## What to do
Copy the lines of the material exactly, from the start of the material through the line that contains "question-2-option-c: C. 丁班次: [62, 706, 117, 721]".

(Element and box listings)

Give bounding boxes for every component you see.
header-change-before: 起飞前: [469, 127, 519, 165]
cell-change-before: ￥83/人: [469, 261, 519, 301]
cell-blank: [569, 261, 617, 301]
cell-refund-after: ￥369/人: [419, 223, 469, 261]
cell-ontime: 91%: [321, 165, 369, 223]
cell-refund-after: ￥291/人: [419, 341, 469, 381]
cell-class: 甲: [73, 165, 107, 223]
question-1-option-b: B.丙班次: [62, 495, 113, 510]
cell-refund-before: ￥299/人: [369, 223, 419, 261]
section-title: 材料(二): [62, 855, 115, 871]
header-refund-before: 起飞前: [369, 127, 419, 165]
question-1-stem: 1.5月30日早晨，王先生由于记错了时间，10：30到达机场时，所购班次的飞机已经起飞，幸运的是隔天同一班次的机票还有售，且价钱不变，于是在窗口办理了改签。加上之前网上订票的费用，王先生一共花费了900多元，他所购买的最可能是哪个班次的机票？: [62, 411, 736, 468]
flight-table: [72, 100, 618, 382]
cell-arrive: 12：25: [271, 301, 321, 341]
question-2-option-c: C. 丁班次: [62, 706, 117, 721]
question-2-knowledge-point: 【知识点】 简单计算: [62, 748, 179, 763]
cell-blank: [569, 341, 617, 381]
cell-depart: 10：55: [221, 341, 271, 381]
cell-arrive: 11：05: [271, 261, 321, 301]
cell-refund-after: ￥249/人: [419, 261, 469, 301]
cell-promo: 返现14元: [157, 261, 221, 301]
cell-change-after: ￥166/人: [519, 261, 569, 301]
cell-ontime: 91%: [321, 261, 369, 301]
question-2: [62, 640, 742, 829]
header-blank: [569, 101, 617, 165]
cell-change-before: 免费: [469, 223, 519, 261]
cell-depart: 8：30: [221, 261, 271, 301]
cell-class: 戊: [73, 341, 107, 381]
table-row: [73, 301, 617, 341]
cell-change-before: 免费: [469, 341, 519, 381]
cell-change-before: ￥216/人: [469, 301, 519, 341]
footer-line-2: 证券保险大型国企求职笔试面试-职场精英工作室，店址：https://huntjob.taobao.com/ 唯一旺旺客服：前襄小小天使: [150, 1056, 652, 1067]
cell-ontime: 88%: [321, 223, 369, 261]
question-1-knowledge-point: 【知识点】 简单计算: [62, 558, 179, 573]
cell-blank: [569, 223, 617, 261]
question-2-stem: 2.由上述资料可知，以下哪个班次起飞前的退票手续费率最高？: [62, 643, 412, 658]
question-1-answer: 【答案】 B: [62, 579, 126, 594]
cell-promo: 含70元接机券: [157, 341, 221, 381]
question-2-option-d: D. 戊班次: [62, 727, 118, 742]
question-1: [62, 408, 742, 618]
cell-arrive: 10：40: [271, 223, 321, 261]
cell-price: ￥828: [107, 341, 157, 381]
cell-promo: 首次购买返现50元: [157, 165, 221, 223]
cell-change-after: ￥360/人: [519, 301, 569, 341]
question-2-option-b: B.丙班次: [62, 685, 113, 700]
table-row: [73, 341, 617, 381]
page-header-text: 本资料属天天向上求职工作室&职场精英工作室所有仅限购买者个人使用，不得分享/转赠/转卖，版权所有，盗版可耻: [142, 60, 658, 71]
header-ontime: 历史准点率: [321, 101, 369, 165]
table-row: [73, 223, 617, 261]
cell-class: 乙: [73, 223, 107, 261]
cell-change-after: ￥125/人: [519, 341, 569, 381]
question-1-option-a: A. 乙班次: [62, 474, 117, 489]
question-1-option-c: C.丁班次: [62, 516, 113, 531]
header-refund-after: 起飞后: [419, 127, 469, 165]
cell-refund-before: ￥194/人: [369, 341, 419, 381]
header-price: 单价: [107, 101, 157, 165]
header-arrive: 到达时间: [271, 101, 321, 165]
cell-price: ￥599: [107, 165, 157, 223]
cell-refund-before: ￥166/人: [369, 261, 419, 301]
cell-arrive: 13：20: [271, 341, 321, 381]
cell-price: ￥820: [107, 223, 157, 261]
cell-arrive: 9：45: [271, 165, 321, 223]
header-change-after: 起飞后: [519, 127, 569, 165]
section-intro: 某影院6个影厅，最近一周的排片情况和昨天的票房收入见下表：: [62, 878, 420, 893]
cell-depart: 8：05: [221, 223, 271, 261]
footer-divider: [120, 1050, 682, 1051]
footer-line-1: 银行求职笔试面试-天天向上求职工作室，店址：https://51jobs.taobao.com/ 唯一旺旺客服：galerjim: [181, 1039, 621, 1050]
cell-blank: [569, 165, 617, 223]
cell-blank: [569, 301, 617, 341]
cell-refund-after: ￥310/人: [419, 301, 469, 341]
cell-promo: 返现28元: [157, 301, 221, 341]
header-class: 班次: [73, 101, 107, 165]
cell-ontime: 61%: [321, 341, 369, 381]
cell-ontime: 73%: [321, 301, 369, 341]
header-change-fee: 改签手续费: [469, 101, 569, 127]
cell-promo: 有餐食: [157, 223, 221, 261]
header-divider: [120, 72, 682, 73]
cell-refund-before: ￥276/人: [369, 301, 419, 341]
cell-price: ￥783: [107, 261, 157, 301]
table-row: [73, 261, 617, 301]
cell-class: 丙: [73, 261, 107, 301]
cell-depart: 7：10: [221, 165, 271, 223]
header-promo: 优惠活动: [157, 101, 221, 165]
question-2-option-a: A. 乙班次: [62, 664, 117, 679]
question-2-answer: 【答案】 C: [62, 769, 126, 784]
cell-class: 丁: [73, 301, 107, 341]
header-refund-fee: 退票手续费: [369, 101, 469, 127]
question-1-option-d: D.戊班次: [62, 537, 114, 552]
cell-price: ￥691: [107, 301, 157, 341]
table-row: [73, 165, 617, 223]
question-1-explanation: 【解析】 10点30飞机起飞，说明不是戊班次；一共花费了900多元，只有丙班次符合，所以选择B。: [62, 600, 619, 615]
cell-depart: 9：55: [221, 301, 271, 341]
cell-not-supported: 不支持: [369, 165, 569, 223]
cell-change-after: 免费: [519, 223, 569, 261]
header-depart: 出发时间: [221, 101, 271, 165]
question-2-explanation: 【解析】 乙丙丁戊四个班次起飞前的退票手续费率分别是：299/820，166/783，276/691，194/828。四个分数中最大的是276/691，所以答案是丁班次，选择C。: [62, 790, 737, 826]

## Correct answer
Give bounding boxes for every component you see.
header-change-before: 起飞前: [469, 127, 519, 165]
cell-change-before: ￥83/人: [469, 261, 519, 301]
cell-blank: [569, 261, 617, 301]
cell-refund-after: ￥369/人: [419, 223, 469, 261]
cell-ontime: 91%: [321, 165, 369, 223]
cell-refund-after: ￥291/人: [419, 341, 469, 381]
cell-class: 甲: [73, 165, 107, 223]
question-1-option-b: B.丙班次: [62, 495, 113, 510]
cell-refund-before: ￥299/人: [369, 223, 419, 261]
section-title: 材料(二): [62, 855, 115, 871]
header-refund-before: 起飞前: [369, 127, 419, 165]
question-1-stem: 1.5月30日早晨，王先生由于记错了时间，10：30到达机场时，所购班次的飞机已经起飞，幸运的是隔天同一班次的机票还有售，且价钱不变，于是在窗口办理了改签。加上之前网上订票的费用，王先生一共花费了900多元，他所购买的最可能是哪个班次的机票？: [62, 411, 736, 468]
flight-table: [72, 100, 618, 382]
cell-arrive: 12：25: [271, 301, 321, 341]
question-2-option-c: C. 丁班次: [62, 706, 117, 721]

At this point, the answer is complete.